[Begin SELECTED EXCERPT]
World Baseball Challenge
- Sport: Baseball
- Founded: 2009
- Country: Canada
- Venues: Citizen Field, Prince George, British Columbia
- Continent: North America
- Most recent champion: Team Japan (2016)
- Most titles: Four teams (1 each)

= World Baseball Challenge =

International baseball competition

The World Baseball Challenge is an international baseball competition based in Prince George, British Columbia, Canada. The tournament was established in 2002 by Larry Seminoff, who is also the founder of the Grand Forks International.

==History==

The current incarnation of the event, beginning in 2009, has been held every two years at Citizen Field in Prince George, British Columbia, Canada. It is sanctioned by the International Baseball Federation, Baseball Canada and Baseball BC. The field of participants for the event typically consists of amateur or competitors such as the United States Collegiate National Team, the Cuban National baseball B squad, independent Canadian club teams and Japanese industrial clubs.
[End SELECTED EXCERPT]
[Begin LISTED ENTRIES]
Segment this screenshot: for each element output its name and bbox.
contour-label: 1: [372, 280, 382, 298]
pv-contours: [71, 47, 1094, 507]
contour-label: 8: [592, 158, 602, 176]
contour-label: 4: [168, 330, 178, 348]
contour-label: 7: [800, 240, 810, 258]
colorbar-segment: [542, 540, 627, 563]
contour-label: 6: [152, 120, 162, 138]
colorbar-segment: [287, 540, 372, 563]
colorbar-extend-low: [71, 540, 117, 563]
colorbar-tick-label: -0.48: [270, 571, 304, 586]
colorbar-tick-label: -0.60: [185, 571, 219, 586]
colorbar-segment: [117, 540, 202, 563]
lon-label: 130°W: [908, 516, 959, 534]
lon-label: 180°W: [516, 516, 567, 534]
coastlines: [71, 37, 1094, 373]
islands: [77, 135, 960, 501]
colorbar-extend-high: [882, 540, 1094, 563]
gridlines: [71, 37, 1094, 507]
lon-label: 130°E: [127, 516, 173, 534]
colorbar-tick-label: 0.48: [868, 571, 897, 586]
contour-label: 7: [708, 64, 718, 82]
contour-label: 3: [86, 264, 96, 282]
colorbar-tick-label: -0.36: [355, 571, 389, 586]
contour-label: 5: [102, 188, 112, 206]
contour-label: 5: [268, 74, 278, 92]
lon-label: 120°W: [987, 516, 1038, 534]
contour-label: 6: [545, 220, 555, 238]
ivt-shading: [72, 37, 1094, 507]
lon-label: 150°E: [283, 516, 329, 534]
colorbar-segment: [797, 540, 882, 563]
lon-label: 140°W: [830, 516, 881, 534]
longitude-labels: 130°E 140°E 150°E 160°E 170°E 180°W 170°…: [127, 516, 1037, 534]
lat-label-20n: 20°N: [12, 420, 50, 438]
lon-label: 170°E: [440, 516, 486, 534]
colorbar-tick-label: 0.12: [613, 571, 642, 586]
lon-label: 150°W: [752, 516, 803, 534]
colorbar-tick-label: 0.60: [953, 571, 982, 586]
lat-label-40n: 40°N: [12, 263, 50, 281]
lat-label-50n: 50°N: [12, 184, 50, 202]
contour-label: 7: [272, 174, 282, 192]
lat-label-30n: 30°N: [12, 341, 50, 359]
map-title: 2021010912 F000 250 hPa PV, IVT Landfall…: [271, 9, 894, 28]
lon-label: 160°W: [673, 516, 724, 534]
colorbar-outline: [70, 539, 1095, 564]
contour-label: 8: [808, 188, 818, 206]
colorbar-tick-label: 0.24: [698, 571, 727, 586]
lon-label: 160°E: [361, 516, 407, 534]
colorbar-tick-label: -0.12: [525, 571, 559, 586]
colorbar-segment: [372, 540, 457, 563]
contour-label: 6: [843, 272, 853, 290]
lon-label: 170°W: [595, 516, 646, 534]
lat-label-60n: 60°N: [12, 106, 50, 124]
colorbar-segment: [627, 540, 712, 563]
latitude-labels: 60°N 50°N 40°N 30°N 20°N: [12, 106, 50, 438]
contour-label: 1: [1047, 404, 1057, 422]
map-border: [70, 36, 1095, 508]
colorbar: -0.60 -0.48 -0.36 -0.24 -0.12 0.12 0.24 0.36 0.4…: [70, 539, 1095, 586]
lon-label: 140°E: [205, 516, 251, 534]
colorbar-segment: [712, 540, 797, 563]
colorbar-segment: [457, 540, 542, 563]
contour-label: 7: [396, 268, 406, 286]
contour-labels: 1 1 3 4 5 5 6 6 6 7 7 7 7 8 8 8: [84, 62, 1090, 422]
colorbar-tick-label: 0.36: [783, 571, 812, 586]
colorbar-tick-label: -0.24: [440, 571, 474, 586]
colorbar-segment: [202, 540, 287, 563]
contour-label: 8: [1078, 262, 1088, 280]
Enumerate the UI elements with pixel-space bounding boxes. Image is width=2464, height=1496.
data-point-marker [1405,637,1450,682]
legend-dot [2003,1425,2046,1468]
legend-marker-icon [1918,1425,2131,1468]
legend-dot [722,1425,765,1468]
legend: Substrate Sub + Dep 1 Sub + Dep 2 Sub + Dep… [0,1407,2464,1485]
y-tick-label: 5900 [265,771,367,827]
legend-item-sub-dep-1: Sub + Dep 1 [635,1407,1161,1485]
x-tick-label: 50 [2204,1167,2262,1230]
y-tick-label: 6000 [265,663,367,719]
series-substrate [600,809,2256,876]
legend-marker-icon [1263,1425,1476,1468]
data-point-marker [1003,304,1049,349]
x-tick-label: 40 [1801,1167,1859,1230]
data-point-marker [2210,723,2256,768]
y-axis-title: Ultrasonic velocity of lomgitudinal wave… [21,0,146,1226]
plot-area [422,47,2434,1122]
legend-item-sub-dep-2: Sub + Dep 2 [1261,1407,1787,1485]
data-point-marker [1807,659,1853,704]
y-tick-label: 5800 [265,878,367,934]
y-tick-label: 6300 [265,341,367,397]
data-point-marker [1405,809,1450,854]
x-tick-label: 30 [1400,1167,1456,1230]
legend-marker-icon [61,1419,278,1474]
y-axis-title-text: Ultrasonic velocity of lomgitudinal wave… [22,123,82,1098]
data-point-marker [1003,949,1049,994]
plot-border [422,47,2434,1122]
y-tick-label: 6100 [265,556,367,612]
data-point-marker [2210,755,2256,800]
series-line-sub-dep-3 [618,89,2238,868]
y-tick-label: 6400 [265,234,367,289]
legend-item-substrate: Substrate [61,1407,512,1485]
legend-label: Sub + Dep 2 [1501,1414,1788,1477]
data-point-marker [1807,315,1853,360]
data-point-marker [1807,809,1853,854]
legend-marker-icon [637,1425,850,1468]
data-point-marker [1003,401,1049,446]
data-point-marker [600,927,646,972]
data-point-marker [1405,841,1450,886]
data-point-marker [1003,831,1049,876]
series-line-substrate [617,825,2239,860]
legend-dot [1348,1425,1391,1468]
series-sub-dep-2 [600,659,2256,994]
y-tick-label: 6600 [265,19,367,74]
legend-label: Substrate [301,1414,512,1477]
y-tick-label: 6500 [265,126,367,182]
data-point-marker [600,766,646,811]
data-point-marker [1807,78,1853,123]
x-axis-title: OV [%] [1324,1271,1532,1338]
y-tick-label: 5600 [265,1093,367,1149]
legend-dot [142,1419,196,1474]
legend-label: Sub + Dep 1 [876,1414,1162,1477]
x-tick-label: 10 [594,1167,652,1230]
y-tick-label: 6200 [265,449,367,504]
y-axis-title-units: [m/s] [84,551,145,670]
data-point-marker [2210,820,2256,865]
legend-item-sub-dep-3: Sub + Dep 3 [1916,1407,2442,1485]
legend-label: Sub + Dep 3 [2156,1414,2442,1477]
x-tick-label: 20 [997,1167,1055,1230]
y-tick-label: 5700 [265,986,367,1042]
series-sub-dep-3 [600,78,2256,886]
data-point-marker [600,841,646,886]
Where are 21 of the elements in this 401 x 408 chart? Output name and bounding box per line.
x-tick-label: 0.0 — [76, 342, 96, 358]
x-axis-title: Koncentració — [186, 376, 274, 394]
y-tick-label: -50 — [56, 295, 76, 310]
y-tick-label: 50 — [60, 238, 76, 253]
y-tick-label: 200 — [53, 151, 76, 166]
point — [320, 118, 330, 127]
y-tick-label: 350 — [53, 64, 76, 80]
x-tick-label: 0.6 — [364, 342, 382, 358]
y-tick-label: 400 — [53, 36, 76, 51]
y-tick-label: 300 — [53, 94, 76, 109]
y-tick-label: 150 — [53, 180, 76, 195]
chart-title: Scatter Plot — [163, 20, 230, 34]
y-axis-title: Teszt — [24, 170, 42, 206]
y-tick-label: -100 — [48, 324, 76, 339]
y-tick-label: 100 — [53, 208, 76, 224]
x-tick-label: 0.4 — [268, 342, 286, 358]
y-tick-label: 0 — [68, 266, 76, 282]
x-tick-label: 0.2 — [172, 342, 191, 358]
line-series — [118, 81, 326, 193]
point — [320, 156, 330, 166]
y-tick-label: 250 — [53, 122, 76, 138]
[End LISTED ENTRIES]
§ EXERCISE:
Copy out the World Baseball Challenge article in full, word for word. The data has no connection to the World Baseball Challenge article.

§ RESPONSE TO THIS TASK:
World Baseball Challenge
- Sport: Baseball
- Founded: 2009
- Country: Canada
- Venues: Citizen Field, Prince George, British Columbia
- Continent: North America
- Most recent champion: Team Japan (2016)
- Most titles: Four teams (1 each)

= World Baseball Challenge =

International baseball competition

The World Baseball Challenge is an international baseball competition based in Prince George, British Columbia, Canada. The tournament was established in 2002 by Larry Seminoff, who is also the founder of the Grand Forks International.

==History==

The current incarnation of the event, beginning in 2009, has been held every two years at Citizen Field in Prince George, British Columbia, Canada. It is sanctioned by the International Baseball Federation, Baseball Canada and Baseball BC. The field of participants for the event typically consists of amateur or competitors such as the United States Collegiate National Team, the Cuban National baseball B squad, independent Canadian club teams and Japanese industrial clubs.